▶ **Текст для чтения**

::::::::::

До открытия цикла блокадных стихов Геннадий Гор был известен публике как советский фантаст второго ряда, чьи работы по большей части никто не помнит. По просьбе «Горького» Арен Ванян перечитал поздние сочинения Гора в жанре научной фантастики и рассказал, какие черты они добавляют к образу писателя.

В романе «Геометрический лес» (1973) Геннадия Гора есть второстепенный персонаж — аноним, который строчит доносы на талантливую художницу, обвиняя ее во вредительстве государству. Ближе к финалу анониму доводится остаться наедине с этой художницей, и она пишет его портрет. Встреча с собственным портретом меняет анонима: он переживает откровение и понимает, кем в действительности был всю жизнь:

«Он был протей. Протей, хотя едва ли знал это древнее слово, пришедшее из античности к нам, чтобы поведать нам о воображении древних греков, сумевших словом „протей” выразить волшебную пластичность, способность изменять свое тело и душу».

Кого именно имел в виду Геннадий Гор, спрашивать бессмысленно. Но в том, что он сам обладал схожей и не менее удивительной пластичностью, — сомнений нет.

В 1920-е годы Гор входил в литературную группу «Смена», читал в переводах Жироду, Пруста, Дос Пассоса и Джойса, а также писал прозу, подражая Хармсу, Вагинову, Добычину. В 1930-е превратился в главного литературного документалиста Сибири, а также специалиста по малым народам Севера. В начале Великой Отечественной Гор вступил в ряды народного ополчения, пережил блокадную зиму 1941—1942 гг. и был эвакуирован в Пермь, где — как выяснилось 40 лет спустя — написал потрясающие стихи, вершину своего литературного наследия. В 1940–1950-е Гор снова перевоплотился — и на этот раз стал рядовым соцреалистом, пишущим о неравнодушных советских интеллигентах. Наконец, в 1960–1970-е он пережил последнюю метаморфозу, обратившись научным фантастом, который изредка отвлекался на искусствоведение и мемуаристку.

У современников Гора сложился образ человека, прошедшего путь от оригинального писателя-экспериментатора к довольно буржуазному беллетристу-фантасту. Как отмечает Андрей Муджаба в предисловии к недавнему сборнику ранней прозы и стихов Гора «Обрывок речи», даже «важные посмертные публикации по большому счету мало поменяли этот образ».

Важно, конечно, отметить, что перевоплощения Гора происходили не от хорошей жизни и, видимо, не по доброй воле. В начале 1930-х его первый сборник рассказов попал под антиформалистскую кампанию, а в 1946 году повесть, опубликованная в журнале «Звезда», угодила под раздачу вместе с произведениями Зощенко и Ахматовой. Эти и другие литературные «преступления» не стали причиной прямых гонений, но побудили впечатлительного Гора хранить в тайне как ранние рукописи, так и блокадные стихи, и вообще приучить себя к той самой пластичности, к перевоплощениям ради безопасности.

::::::::::

▶ **Сохранённые записи**

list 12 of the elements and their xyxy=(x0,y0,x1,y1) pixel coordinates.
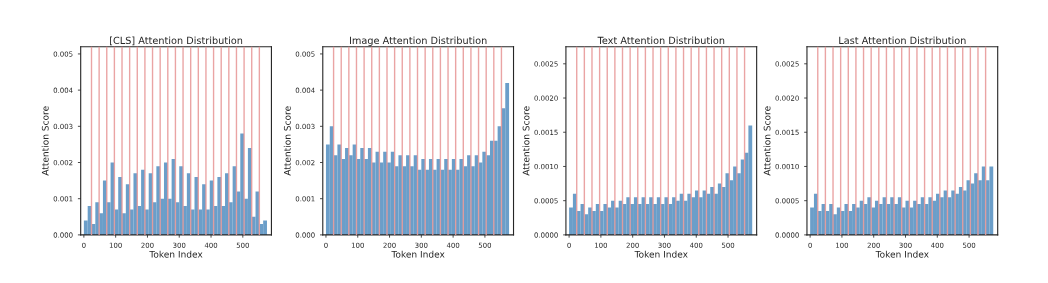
x-axis-title: Token Index xyxy=(875,250,929,258)
chart-title: Text Attention Distribution xyxy=(597,36,725,45)
x-axis-title: Token Index xyxy=(149,250,203,258)
y-axis-title: Attention Score xyxy=(41,106,49,176)
chart-title: [CLS] Attention Distribution xyxy=(110,36,243,46)
chart-title: Image Attention Distribution xyxy=(350,36,487,46)
y-axis-title: Attention Score xyxy=(283,106,291,176)
x-axis-title: Token Index xyxy=(391,250,445,258)
x-axis-title: Token Index xyxy=(634,250,688,258)
chart-title: Last Attention Distribution xyxy=(839,36,966,45)
y-axis-title: Attention Score xyxy=(522,106,530,176)
y-axis-title: Attention Score xyxy=(763,106,771,176)
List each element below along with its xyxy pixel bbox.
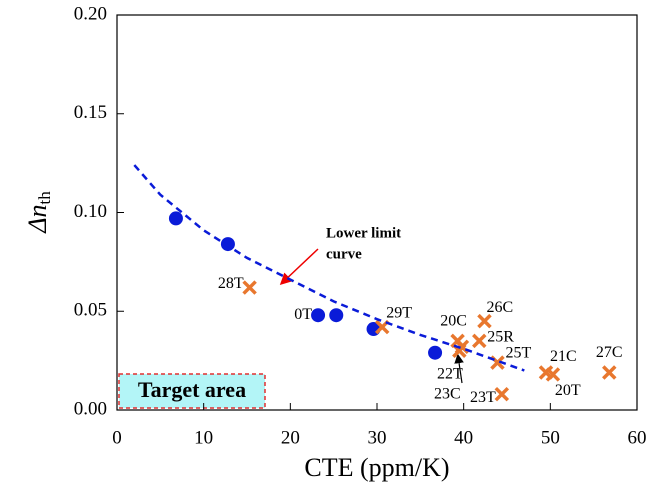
point-label: 25T (505, 344, 531, 361)
point (494, 386, 510, 402)
point (329, 308, 344, 323)
y-tick-label: 0.20 (74, 3, 107, 24)
y-title-main: Δn (23, 204, 52, 233)
point (472, 333, 487, 349)
x-tick-label: 10 (194, 427, 213, 448)
y-tick-label: 0.15 (74, 102, 107, 123)
point (428, 345, 443, 360)
point (602, 365, 617, 380)
x-tick-label: 40 (454, 427, 473, 448)
y-title-sub: th (35, 191, 54, 205)
label-arrow (454, 353, 464, 384)
x-tick-label: 30 (368, 427, 387, 448)
point-label: 23C (434, 385, 461, 402)
curve (133, 164, 525, 372)
point-label: 27C (596, 344, 623, 361)
point-label: 28T (218, 275, 244, 292)
x-axis-title: CTE (ppm/K) (304, 453, 449, 482)
point-label: 23T (470, 389, 496, 406)
point-label: 25R (487, 329, 514, 346)
target-box (118, 373, 266, 409)
annotation: Lower limit (326, 225, 401, 241)
point-label: 26C (486, 299, 513, 316)
point-label: 22T (437, 365, 463, 382)
y-axis-title: Δnth (23, 191, 54, 234)
annotation: curve (326, 246, 362, 262)
point-label: 20T (555, 382, 581, 399)
point (545, 367, 561, 382)
point-label: 0T (294, 306, 312, 323)
point (311, 308, 326, 323)
point-label: 21C (550, 348, 577, 365)
point-label: 29T (386, 305, 412, 322)
x-tick-label: 60 (628, 427, 647, 448)
point (168, 211, 183, 226)
x-tick-label: 20 (281, 427, 300, 448)
x-tick-label: 50 (541, 427, 560, 448)
x-tick-label: 0 (112, 427, 122, 448)
point (242, 280, 257, 295)
y-tick-label: 0.10 (74, 201, 107, 222)
point (477, 313, 492, 329)
target-label: Target area (138, 377, 246, 402)
y-tick-label: 0.05 (74, 300, 107, 321)
point-label: 20C (440, 313, 467, 330)
annotation-arrow (279, 248, 319, 286)
y-tick-label: 0.00 (74, 398, 107, 419)
point (220, 237, 235, 252)
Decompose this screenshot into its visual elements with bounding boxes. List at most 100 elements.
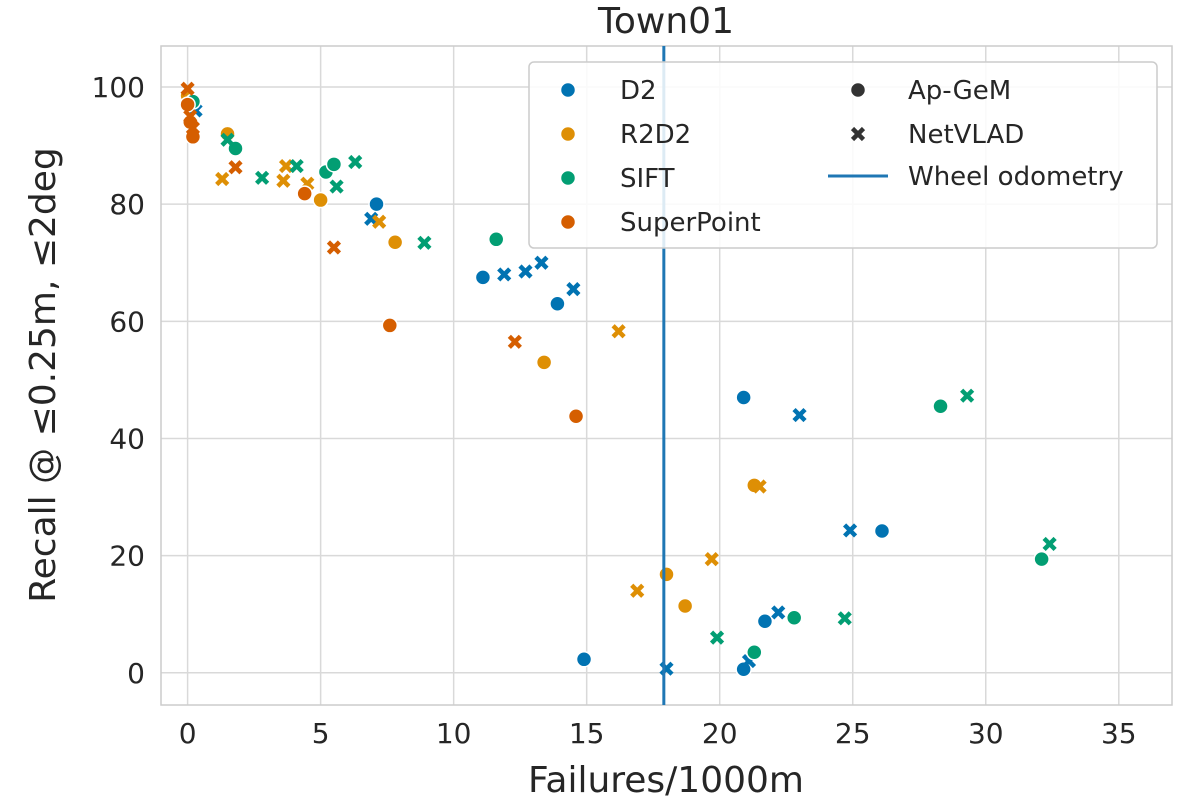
x-stroke [180, 81, 195, 96]
point-r2d2-netvlad [372, 214, 387, 229]
legend-label-superpoint: SuperPoint [620, 208, 761, 238]
x-stroke [1042, 536, 1057, 552]
x-stroke [630, 583, 645, 598]
x-stroke [276, 173, 291, 188]
legend-marker-ap-gem [849, 81, 867, 99]
point-sift-netvlad [837, 611, 852, 626]
legend-label-netvlad: NetVLAD [908, 120, 1024, 150]
legend-reference-entry: Wheel odometry [828, 162, 1124, 192]
x-stroke [842, 523, 858, 538]
y-tick-label: 80 [109, 188, 145, 221]
point-superpoint-apgem [179, 96, 196, 113]
point-d2-apgem [873, 522, 891, 540]
x-tick-label: 20 [702, 717, 738, 750]
x-stroke [278, 158, 294, 174]
y-tick-labels: 0 20 40 60 80 100 [92, 71, 145, 690]
point-d2-apgem [368, 195, 385, 213]
point-d2-netvlad [792, 407, 807, 423]
point-d2-netvlad [771, 605, 786, 620]
point-d2-netvlad [566, 282, 581, 297]
x-stroke [215, 171, 230, 187]
legend-label-ap-gem: Ap-GeM [908, 76, 1011, 106]
point-r2d2-netvlad [611, 324, 626, 339]
series-r2d2 [179, 87, 767, 615]
y-tick-label: 0 [127, 657, 145, 690]
y-axis-label: Recall @ ≤0.25m, ≤2deg [23, 147, 64, 602]
point-r2d2-apgem [658, 566, 675, 583]
point-r2d2-netvlad [752, 479, 767, 494]
x-stroke [534, 255, 549, 270]
point-superpoint-netvlad [180, 81, 195, 96]
series-superpoint [179, 81, 585, 425]
point-sift-netvlad [220, 132, 235, 147]
data-points [179, 81, 1057, 678]
x-tick-labels: 0 5 10 15 20 25 30 35 [179, 717, 1137, 750]
point-sift-netvlad [417, 235, 432, 250]
x-tick-label: 0 [179, 717, 197, 750]
series-d2 [182, 99, 891, 678]
legend-label-sift: SIFT [620, 164, 675, 194]
y-tick-label: 60 [109, 305, 145, 338]
point-d2-netvlad [534, 255, 549, 270]
legend-marker-netvlad [850, 126, 866, 142]
legend-marker-entries: Ap-GeM NetVLAD [849, 76, 1024, 150]
chart-title: Town01 [597, 1, 734, 42]
plot-frame [160, 45, 1173, 706]
point-r2d2-netvlad [215, 171, 230, 187]
point-r2d2-apgem [676, 597, 694, 615]
x-stroke [289, 158, 304, 174]
point-d2-apgem [735, 389, 752, 406]
point-d2-netvlad [497, 267, 512, 282]
x-stroke [507, 334, 522, 349]
point-r2d2-netvlad [704, 552, 719, 567]
point-superpoint-netvlad [228, 160, 243, 175]
x-tick-label: 15 [569, 717, 605, 750]
point-d2-apgem [575, 651, 593, 668]
x-stroke [255, 170, 270, 185]
point-sift-apgem [1033, 550, 1050, 568]
x-axis-label: Failures/1000m [528, 760, 804, 801]
legend-box [528, 61, 1158, 249]
legend-label-r2d2: R2D2 [620, 120, 691, 150]
legend-swatch-r2d2 [559, 125, 577, 143]
x-stroke [185, 120, 201, 136]
x-stroke [228, 160, 243, 175]
point-sift-apgem [932, 398, 949, 415]
point-sift-apgem [325, 156, 343, 173]
point-sift-apgem [785, 609, 803, 626]
point-sift-netvlad [329, 179, 344, 194]
x-stroke [611, 324, 626, 339]
point-sift-netvlad [1042, 536, 1057, 552]
point-d2-netvlad [842, 523, 858, 538]
point-sift-netvlad [289, 158, 304, 174]
point-d2-apgem [756, 612, 774, 630]
point-superpoint-apgem [381, 317, 399, 334]
point-sift-netvlad [255, 170, 270, 185]
legend-series-entries: D2 R2D2 SIFT SuperPoint [559, 76, 761, 238]
x-tick-label: 10 [436, 717, 472, 750]
point-superpoint-netvlad [326, 240, 342, 255]
point-sift-netvlad [709, 630, 725, 645]
x-tick-label: 35 [1101, 717, 1137, 750]
y-tick-label: 40 [109, 422, 145, 455]
point-superpoint-apgem [296, 185, 313, 202]
point-sift-apgem [487, 231, 505, 248]
series-sift [184, 93, 1057, 661]
legend-label-d2: D2 [620, 76, 657, 106]
point-r2d2-apgem [312, 191, 329, 209]
x-stroke [417, 235, 432, 250]
legend: D2 R2D2 SIFT SuperPoint Ap-GeM NetVLAD Wheel… [528, 61, 1158, 249]
x-tick-label: 30 [968, 717, 1004, 750]
legend-wheel-odometry-label: Wheel odometry [908, 162, 1124, 192]
point-superpoint-netvlad [183, 109, 198, 124]
point-sift-netvlad [960, 388, 975, 403]
legend-swatch-superpoint [559, 213, 577, 231]
x-stroke [183, 109, 198, 124]
point-r2d2-apgem [386, 233, 404, 251]
point-superpoint-netvlad [185, 120, 201, 136]
x-stroke [566, 282, 581, 297]
x-stroke [960, 388, 975, 403]
point-d2-netvlad [518, 264, 533, 279]
x-stroke [348, 154, 363, 170]
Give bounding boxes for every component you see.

::::::::::

▶ **Что нужно сделать**
В какую литературную группу входил Геннадий Гор в 1920-е годы, согласно тексту о нём?

▶ **Ответ к заданию**
В группу «Смена».